## PROBLEM REQUIREMENTS
Write the data out again, exactly as given.

## DATA TO USE
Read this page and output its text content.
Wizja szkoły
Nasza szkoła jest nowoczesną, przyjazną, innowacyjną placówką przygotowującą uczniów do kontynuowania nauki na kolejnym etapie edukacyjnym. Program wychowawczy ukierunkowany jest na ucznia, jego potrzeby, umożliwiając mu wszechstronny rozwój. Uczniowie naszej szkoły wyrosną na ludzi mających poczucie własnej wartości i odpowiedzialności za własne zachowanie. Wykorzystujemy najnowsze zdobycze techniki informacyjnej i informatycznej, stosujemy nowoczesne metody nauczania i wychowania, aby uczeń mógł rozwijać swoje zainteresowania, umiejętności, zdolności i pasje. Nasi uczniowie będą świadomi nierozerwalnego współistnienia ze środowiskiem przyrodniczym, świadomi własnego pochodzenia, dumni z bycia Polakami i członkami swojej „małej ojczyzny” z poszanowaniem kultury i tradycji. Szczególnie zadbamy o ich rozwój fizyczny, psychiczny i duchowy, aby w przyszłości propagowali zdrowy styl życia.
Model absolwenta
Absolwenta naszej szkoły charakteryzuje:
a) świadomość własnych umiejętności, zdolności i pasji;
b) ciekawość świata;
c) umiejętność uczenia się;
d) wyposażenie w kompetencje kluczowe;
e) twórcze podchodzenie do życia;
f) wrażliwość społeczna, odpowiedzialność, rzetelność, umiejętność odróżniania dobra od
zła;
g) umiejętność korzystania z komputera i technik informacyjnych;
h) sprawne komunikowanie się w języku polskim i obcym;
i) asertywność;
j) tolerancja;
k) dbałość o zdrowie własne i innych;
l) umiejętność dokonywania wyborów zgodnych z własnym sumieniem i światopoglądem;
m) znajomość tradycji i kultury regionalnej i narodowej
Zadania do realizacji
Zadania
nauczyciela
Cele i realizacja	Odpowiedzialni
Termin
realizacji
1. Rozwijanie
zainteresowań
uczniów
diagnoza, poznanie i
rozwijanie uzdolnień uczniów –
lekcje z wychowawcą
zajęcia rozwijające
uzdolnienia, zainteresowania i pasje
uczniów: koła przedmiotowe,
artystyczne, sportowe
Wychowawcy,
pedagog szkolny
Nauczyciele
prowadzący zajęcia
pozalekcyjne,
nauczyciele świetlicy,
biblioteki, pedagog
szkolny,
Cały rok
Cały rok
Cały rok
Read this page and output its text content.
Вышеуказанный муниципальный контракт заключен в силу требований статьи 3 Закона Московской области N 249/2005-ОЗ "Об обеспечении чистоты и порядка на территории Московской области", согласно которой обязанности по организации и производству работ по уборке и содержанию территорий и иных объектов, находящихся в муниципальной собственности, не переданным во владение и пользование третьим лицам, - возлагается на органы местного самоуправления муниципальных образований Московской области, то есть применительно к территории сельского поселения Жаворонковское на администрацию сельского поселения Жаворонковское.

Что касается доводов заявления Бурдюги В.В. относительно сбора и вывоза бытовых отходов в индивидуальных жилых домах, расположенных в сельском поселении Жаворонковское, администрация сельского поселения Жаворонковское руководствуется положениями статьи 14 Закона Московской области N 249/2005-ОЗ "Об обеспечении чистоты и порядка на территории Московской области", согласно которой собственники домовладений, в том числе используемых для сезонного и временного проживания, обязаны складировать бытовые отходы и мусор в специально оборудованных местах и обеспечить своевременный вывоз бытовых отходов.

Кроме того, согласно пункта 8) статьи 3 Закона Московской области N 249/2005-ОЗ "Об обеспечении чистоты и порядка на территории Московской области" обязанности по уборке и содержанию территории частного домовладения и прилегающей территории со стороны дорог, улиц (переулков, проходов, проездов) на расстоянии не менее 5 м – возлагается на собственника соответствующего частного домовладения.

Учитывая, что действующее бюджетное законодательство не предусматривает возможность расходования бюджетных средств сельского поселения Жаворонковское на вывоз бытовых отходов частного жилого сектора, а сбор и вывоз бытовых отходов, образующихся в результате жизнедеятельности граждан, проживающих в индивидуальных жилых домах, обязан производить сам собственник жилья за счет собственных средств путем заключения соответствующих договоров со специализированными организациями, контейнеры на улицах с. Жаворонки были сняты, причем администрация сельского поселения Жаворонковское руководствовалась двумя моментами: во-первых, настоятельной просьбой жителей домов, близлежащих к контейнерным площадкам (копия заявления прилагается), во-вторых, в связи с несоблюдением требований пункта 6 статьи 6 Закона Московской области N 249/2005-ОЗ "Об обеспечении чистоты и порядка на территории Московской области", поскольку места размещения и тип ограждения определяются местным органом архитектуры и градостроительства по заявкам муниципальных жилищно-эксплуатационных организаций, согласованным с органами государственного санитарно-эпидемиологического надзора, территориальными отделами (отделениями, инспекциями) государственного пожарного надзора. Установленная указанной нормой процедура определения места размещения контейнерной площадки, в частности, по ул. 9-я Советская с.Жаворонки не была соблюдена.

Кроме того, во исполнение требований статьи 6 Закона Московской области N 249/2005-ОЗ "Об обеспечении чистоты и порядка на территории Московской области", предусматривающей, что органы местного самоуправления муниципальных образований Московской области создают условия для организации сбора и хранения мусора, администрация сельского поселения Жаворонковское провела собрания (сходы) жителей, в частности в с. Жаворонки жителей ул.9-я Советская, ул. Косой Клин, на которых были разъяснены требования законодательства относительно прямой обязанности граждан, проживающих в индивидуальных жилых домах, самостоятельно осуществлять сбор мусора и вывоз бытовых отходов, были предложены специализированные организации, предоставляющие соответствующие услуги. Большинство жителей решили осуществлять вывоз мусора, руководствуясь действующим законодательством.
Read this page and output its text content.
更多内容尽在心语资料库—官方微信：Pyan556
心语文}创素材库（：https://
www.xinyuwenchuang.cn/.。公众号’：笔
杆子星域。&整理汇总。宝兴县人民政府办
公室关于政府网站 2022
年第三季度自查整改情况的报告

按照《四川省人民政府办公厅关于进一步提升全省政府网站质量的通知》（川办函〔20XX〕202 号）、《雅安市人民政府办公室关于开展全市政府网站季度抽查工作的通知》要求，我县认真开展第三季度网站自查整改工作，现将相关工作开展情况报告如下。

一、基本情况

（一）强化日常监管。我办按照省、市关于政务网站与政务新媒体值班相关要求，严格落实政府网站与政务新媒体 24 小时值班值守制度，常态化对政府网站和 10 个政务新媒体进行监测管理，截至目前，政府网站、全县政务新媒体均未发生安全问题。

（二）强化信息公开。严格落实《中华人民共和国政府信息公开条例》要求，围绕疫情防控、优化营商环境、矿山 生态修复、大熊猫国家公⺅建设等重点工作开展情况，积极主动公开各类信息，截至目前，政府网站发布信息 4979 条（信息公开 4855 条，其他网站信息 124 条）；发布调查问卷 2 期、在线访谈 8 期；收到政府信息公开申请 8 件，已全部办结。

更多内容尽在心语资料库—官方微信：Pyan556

## FINAL RESULT
Read this page and output its text content.
Wizja szkoły
Nasza szkoła jest nowoczesną, przyjazną, innowacyjną placówką przygotowującą uczniów do kontynuowania nauki na kolejnym etapie edukacyjnym. Program wychowawczy ukierunkowany jest na ucznia, jego potrzeby, umożliwiając mu wszechstronny rozwój. Uczniowie naszej szkoły wyrosną na ludzi mających poczucie własnej wartości i odpowiedzialności za własne zachowanie. Wykorzystujemy najnowsze zdobycze techniki informacyjnej i informatycznej, stosujemy nowoczesne metody nauczania i wychowania, aby uczeń mógł rozwijać swoje zainteresowania, umiejętności, zdolności i pasje. Nasi uczniowie będą świadomi nierozerwalnego współistnienia ze środowiskiem przyrodniczym, świadomi własnego pochodzenia, dumni z bycia Polakami i członkami swojej „małej ojczyzny” z poszanowaniem kultury i tradycji. Szczególnie zadbamy o ich rozwój fizyczny, psychiczny i duchowy, aby w przyszłości propagowali zdrowy styl życia.
Model absolwenta
Absolwenta naszej szkoły charakteryzuje:
a) świadomość własnych umiejętności, zdolności i pasji;
b) ciekawość świata;
c) umiejętność uczenia się;
d) wyposażenie w kompetencje kluczowe;
e) twórcze podchodzenie do życia;
f) wrażliwość społeczna, odpowiedzialność, rzetelność, umiejętność odróżniania dobra od
zła;
g) umiejętność korzystania z komputera i technik informacyjnych;
h) sprawne komunikowanie się w języku polskim i obcym;
i) asertywność;
j) tolerancja;
k) dbałość o zdrowie własne i innych;
l) umiejętność dokonywania wyborów zgodnych z własnym sumieniem i światopoglądem;
m) znajomość tradycji i kultury regionalnej i narodowej
Zadania do realizacji
Zadania
nauczyciela
Cele i realizacja	Odpowiedzialni
Termin
realizacji
1. Rozwijanie
zainteresowań
uczniów
diagnoza, poznanie i
rozwijanie uzdolnień uczniów –
lekcje z wychowawcą
zajęcia rozwijające
uzdolnienia, zainteresowania i pasje
uczniów: koła przedmiotowe,
artystyczne, sportowe
Wychowawcy,
pedagog szkolny
Nauczyciele
prowadzący zajęcia
pozalekcyjne,
nauczyciele świetlicy,
biblioteki, pedagog
szkolny,
Cały rok
Cały rok
Cały rok
Read this page and output its text content.
Вышеуказанный муниципальный контракт заключен в силу требований статьи 3 Закона Московской области N 249/2005-ОЗ "Об обеспечении чистоты и порядка на территории Московской области", согласно которой обязанности по организации и производству работ по уборке и содержанию территорий и иных объектов, находящихся в муниципальной собственности, не переданным во владение и пользование третьим лицам, - возлагается на органы местного самоуправления муниципальных образований Московской области, то есть применительно к территории сельского поселения Жаворонковское на администрацию сельского поселения Жаворонковское.

Что касается доводов заявления Бурдюги В.В. относительно сбора и вывоза бытовых отходов в индивидуальных жилых домах, расположенных в сельском поселении Жаворонковское, администрация сельского поселения Жаворонковское руководствуется положениями статьи 14 Закона Московской области N 249/2005-ОЗ "Об обеспечении чистоты и порядка на территории Московской области", согласно которой собственники домовладений, в том числе используемых для сезонного и временного проживания, обязаны складировать бытовые отходы и мусор в специально оборудованных местах и обеспечить своевременный вывоз бытовых отходов.

Кроме того, согласно пункта 8) статьи 3 Закона Московской области N 249/2005-ОЗ "Об обеспечении чистоты и порядка на территории Московской области" обязанности по уборке и содержанию территории частного домовладения и прилегающей территории со стороны дорог, улиц (переулков, проходов, проездов) на расстоянии не менее 5 м – возлагается на собственника соответствующего частного домовладения.

Учитывая, что действующее бюджетное законодательство не предусматривает возможность расходования бюджетных средств сельского поселения Жаворонковское на вывоз бытовых отходов частного жилого сектора, а сбор и вывоз бытовых отходов, образующихся в результате жизнедеятельности граждан, проживающих в индивидуальных жилых домах, обязан производить сам собственник жилья за счет собственных средств путем заключения соответствующих договоров со специализированными организациями, контейнеры на улицах с. Жаворонки были сняты, причем администрация сельского поселения Жаворонковское руководствовалась двумя моментами: во-первых, настоятельной просьбой жителей домов, близлежащих к контейнерным площадкам (копия заявления прилагается), во-вторых, в связи с несоблюдением требований пункта 6 статьи 6 Закона Московской области N 249/2005-ОЗ "Об обеспечении чистоты и порядка на территории Московской области", поскольку места размещения и тип ограждения определяются местным органом архитектуры и градостроительства по заявкам муниципальных жилищно-эксплуатационных организаций, согласованным с органами государственного санитарно-эпидемиологического надзора, территориальными отделами (отделениями, инспекциями) государственного пожарного надзора. Установленная указанной нормой процедура определения места размещения контейнерной площадки, в частности, по ул. 9-я Советская с.Жаворонки не была соблюдена.

Кроме того, во исполнение требований статьи 6 Закона Московской области N 249/2005-ОЗ "Об обеспечении чистоты и порядка на территории Московской области", предусматривающей, что органы местного самоуправления муниципальных образований Московской области создают условия для организации сбора и хранения мусора, администрация сельского поселения Жаворонковское провела собрания (сходы) жителей, в частности в с. Жаворонки жителей ул.9-я Советская, ул. Косой Клин, на которых были разъяснены требования законодательства относительно прямой обязанности граждан, проживающих в индивидуальных жилых домах, самостоятельно осуществлять сбор мусора и вывоз бытовых отходов, были предложены специализированные организации, предоставляющие соответствующие услуги. Большинство жителей решили осуществлять вывоз мусора, руководствуясь действующим законодательством.
Read this page and output its text content.
更多内容尽在心语资料库—官方微信：Pyan556
心语文}创素材库（：https://
www.xinyuwenchuang.cn/.。公众号’：笔
杆子星域。&整理汇总。宝兴县人民政府办
公室关于政府网站 2022
年第三季度自查整改情况的报告

按照《四川省人民政府办公厅关于进一步提升全省政府网站质量的通知》（川办函〔20XX〕202 号）、《雅安市人民政府办公室关于开展全市政府网站季度抽查工作的通知》要求，我县认真开展第三季度网站自查整改工作，现将相关工作开展情况报告如下。

一、基本情况

（一）强化日常监管。我办按照省、市关于政务网站与政务新媒体值班相关要求，严格落实政府网站与政务新媒体 24 小时值班值守制度，常态化对政府网站和 10 个政务新媒体进行监测管理，截至目前，政府网站、全县政务新媒体均未发生安全问题。

（二）强化信息公开。严格落实《中华人民共和国政府信息公开条例》要求，围绕疫情防控、优化营商环境、矿山 生态修复、大熊猫国家公⺅建设等重点工作开展情况，积极主动公开各类信息，截至目前，政府网站发布信息 4979 条（信息公开 4855 条，其他网站信息 124 条）；发布调查问卷 2 期、在线访谈 8 期；收到政府信息公开申请 8 件，已全部办结。

更多内容尽在心语资料库—官方微信：Pyan556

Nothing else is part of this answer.